▶
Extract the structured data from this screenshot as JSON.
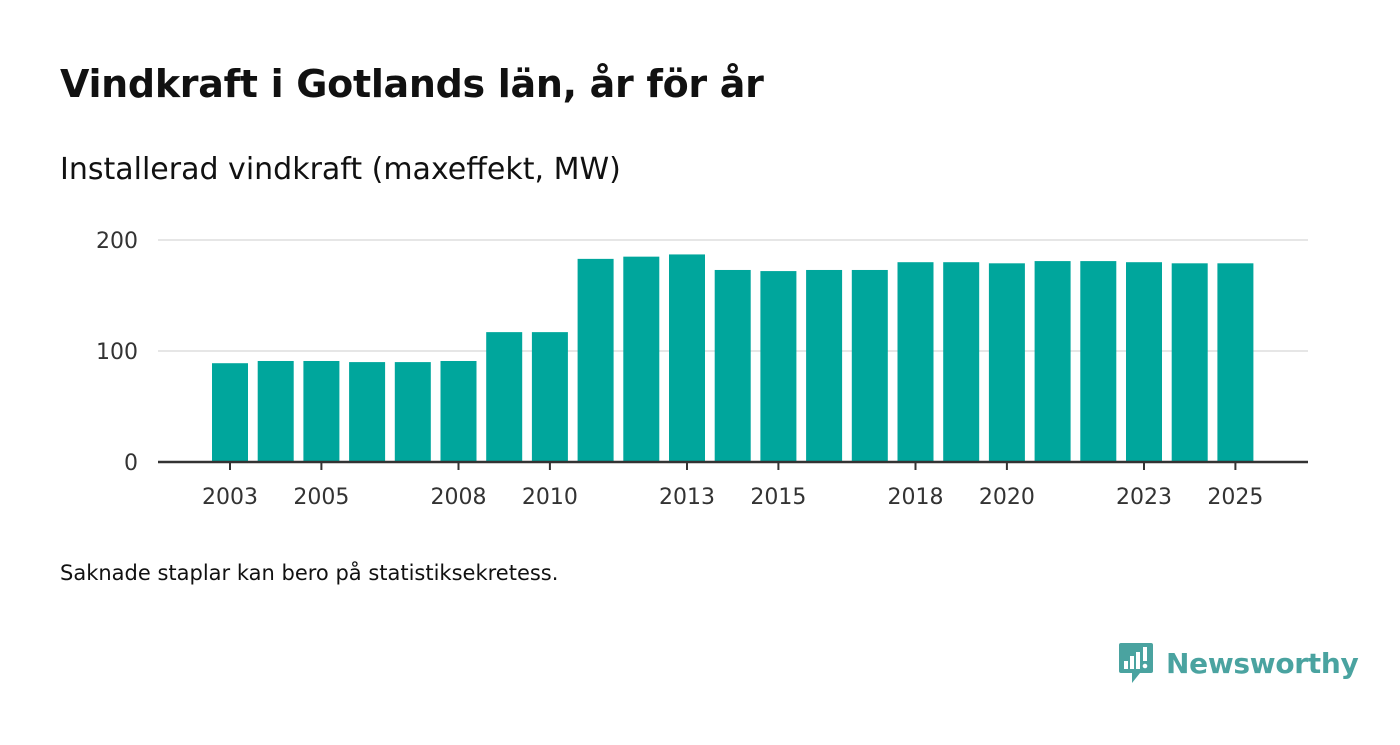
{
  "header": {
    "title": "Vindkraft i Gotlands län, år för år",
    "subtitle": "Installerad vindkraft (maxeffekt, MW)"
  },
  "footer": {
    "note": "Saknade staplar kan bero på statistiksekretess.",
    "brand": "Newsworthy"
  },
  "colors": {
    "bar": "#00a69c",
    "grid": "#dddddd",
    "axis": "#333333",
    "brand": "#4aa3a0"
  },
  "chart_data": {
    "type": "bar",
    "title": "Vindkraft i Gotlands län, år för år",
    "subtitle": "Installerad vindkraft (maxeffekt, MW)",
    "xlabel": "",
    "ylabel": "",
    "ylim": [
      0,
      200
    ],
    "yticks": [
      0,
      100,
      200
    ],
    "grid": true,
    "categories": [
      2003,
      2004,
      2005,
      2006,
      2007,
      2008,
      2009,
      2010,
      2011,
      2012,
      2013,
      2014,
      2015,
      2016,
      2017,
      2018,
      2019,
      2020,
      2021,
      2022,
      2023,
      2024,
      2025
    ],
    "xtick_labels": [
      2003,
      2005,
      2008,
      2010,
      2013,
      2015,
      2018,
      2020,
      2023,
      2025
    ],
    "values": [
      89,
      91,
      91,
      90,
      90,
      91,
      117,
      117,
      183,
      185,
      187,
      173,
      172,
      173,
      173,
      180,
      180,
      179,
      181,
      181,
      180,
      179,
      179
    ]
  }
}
◀
> **TASK GOAL**
Tally the lines in this data that hold the word "maxeffekt" and state only the count.

> **RESULT FOR THIS EXERCISE**
2